» **Page text**:
China pledged in late 2017 to allow overseas financial firms greater access to its economy, the world’s second-largest. Then came the trade war with the U.S., raising concerns that Chinese President Xi Jinping might retaliate by going back on his vow. The country’s top financial regulators say the opening is continuing. But that doesn’t mean that foreign companies are going to rush in at full speed. And some barriers have more to do with red tape or close relationships among Chinese firms and officials than with the written rules.

1. How far has China gone?

China’s regulator in 2018 began allowing overseas firms to apply for majority stakes in securities and mutual-fund management ventures. Foreign companies were allowed to take controlling stakes in life insurers starting in July that year, and foreign-ownership caps on banks were lifted a month after that. In 2019, China opened the door for full-blown local bank takeovers by lifting single-shareholder limits and scrapped some asset requirements for foreign companies to operate in China. Foreign companies also now can be lead underwriters for all types of bonds, and can control entities including wealth management firms, pension fund managers and inter-dealer brokers.

2. What’s still to come?

China says that full foreign ownership of securities firms, futures firms and life insurers will be allowed by 2020, but there’s no framework for that to take effect. And there are plenty of hidden barriers to entry, including the challenge of cracking a market dominated by government-controlled rivals that have longstanding relationships. In sectors including banking, insurance and brokerage, local companies have a market share of more than 90%. The lengthy and often opaque application process also can deter foreign investors. Visa Inc. and Mastercard Inc., for example, have been waiting for years to gain entry after Beijing opened the bank-card clearing sector in 2015.

3. What’s the lure?


Access to China’s $44 trillion financial sector. Even a sliver can be lucrative. Bloomberg Intelligence estimates that -- barring a major economic slowdown or change of course -- foreign banks and securities companies could be raking in profits of more than $10 billion a year in China by 2030.

4. Are there reasons for caution?

Yes, and not every opening is met with unrestrained enthusiasm. In September, regulators scrapped a quota system for foreign investment in China’s stock and bond markets, allowing global funds to simply register before purchasing assets. But foreign investors had taken up only a third of the quota that had been available the month before.

5. Which firms are interested?

» **Task to carry out**: In the text on China's financial opening, copy everything from "2. What’s still" down to "sector in 2015.", replacing "hidden barriers" with "unseen barriers".

» **The data**:
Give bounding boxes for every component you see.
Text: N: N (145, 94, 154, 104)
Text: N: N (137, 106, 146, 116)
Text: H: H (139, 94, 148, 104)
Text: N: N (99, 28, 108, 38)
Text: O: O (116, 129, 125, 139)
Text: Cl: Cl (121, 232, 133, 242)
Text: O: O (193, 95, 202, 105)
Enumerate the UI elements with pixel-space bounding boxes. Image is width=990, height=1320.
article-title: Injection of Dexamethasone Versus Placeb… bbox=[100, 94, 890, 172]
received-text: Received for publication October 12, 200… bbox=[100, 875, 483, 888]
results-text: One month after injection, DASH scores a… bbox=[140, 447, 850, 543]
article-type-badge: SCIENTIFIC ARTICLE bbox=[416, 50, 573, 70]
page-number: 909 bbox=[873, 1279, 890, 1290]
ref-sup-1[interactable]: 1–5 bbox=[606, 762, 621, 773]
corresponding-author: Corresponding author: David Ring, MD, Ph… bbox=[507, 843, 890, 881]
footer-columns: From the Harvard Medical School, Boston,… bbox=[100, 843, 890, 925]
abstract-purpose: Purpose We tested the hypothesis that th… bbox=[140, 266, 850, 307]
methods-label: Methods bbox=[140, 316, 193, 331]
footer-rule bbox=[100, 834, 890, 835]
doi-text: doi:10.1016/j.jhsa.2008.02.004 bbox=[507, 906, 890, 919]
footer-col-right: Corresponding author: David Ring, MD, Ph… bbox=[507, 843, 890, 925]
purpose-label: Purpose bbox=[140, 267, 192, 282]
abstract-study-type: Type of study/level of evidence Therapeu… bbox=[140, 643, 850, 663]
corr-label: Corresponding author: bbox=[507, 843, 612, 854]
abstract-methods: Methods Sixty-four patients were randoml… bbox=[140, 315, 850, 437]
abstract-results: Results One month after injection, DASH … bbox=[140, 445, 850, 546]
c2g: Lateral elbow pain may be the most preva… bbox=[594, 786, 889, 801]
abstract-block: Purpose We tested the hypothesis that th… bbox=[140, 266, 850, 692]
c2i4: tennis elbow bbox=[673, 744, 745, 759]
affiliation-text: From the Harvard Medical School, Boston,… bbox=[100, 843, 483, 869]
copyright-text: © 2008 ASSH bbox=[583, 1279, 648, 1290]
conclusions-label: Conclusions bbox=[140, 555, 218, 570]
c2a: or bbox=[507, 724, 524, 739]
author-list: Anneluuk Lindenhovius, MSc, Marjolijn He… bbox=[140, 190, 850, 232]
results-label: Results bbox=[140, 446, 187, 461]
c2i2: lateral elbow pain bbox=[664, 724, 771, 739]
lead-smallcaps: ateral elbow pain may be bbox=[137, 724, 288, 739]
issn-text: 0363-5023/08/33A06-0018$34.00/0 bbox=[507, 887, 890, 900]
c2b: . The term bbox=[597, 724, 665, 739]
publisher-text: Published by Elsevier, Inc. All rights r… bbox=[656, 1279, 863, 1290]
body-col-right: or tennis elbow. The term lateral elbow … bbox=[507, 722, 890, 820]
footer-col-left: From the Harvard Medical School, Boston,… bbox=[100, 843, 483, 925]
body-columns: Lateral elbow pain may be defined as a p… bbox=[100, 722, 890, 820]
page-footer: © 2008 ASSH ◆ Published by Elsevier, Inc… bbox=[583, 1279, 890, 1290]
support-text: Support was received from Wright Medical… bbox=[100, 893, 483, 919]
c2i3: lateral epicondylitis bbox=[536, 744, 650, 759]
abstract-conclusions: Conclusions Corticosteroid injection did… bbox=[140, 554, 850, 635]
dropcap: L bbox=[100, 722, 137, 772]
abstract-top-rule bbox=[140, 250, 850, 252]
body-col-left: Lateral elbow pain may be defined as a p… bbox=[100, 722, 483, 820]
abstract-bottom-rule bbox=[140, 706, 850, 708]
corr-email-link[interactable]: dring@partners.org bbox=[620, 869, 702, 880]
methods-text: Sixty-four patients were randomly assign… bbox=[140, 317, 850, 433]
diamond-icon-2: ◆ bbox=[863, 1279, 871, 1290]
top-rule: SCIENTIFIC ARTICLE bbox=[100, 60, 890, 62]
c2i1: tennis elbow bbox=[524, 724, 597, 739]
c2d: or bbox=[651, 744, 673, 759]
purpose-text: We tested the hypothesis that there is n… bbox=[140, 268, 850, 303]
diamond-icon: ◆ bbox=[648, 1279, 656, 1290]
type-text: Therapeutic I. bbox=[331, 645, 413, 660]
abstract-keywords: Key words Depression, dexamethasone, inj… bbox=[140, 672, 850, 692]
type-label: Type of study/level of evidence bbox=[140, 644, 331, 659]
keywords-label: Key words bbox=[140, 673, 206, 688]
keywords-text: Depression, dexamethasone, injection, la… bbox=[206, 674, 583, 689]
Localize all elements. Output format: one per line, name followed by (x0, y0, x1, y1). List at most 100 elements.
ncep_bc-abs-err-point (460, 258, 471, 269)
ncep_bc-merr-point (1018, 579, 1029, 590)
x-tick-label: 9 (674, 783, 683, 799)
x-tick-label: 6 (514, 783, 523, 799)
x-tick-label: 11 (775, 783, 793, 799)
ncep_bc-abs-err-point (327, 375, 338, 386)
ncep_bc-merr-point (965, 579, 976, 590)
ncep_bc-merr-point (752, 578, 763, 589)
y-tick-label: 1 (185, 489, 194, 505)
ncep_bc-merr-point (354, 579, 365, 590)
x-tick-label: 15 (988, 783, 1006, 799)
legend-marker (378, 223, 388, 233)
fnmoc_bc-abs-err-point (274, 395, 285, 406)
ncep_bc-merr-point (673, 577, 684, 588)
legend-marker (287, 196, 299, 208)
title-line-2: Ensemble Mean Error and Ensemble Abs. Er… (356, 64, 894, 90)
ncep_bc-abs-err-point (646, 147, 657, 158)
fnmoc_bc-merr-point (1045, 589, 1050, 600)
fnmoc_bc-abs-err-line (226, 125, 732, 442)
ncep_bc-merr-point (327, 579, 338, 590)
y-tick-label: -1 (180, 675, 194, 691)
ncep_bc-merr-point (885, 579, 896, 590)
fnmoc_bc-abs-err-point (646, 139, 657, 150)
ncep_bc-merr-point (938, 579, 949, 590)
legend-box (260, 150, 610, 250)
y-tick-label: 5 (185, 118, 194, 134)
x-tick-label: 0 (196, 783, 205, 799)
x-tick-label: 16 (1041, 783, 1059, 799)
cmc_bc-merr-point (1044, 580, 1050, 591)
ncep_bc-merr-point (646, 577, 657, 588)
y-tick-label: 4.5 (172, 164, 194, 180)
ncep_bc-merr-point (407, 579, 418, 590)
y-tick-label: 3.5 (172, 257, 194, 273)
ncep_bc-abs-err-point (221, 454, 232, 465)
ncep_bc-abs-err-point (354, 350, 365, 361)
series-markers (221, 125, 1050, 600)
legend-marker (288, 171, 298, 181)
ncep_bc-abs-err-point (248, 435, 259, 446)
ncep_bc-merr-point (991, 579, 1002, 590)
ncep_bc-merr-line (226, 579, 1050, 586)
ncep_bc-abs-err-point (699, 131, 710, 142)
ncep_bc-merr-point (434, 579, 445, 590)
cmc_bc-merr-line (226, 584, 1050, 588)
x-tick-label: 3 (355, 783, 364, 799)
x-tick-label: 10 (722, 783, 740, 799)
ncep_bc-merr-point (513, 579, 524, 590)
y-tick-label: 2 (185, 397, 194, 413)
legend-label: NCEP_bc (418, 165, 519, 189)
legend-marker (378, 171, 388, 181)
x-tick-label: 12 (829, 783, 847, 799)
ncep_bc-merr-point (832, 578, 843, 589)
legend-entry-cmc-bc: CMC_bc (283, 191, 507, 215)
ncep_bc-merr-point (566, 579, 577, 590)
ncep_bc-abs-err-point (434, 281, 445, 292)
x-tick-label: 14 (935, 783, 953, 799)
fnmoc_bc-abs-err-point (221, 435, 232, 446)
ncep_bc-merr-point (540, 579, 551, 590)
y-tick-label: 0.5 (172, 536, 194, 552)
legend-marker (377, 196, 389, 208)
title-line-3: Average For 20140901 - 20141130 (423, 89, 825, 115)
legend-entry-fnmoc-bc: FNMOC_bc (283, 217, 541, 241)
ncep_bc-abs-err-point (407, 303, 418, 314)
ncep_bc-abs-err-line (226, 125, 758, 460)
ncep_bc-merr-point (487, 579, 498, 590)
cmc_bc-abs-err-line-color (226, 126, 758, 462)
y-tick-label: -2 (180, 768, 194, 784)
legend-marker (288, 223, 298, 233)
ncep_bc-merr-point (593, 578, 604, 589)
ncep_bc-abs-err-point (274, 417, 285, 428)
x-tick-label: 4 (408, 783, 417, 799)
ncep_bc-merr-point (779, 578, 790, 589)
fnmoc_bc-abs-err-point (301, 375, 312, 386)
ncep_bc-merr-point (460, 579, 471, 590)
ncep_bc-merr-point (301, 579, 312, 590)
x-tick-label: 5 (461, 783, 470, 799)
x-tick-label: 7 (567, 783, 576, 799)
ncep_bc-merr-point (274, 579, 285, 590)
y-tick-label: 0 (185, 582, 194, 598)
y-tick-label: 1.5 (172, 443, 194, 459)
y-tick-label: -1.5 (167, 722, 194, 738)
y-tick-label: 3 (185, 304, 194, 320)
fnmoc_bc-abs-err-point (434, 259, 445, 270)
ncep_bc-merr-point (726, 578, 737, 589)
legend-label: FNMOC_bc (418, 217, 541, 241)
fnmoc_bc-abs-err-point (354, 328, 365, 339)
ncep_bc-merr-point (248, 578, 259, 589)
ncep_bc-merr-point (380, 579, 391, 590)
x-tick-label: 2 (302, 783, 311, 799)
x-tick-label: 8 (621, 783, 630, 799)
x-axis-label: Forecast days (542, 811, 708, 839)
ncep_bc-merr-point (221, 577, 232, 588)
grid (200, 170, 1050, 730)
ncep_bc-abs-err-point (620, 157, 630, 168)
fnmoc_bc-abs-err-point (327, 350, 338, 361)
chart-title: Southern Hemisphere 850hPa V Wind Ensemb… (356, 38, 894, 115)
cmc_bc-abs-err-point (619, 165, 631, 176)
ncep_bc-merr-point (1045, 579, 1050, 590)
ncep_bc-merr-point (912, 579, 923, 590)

» **Solution to this task**:
2. What’s still to come?

China says that full foreign ownership of securities firms, futures firms and life insurers will be allowed by 2020, but there’s no framework for that to take effect. And there are plenty of unseen barriers to entry, including the challenge of cracking a market dominated by government-controlled rivals that have longstanding relationships. In sectors including banking, insurance and brokerage, local companies have a market share of more than 90%. The lengthy and often opaque application process also can deter foreign investors. Visa Inc. and Mastercard Inc., for example, have been waiting for years to gain entry after Beijing opened the bank-card clearing sector in 2015.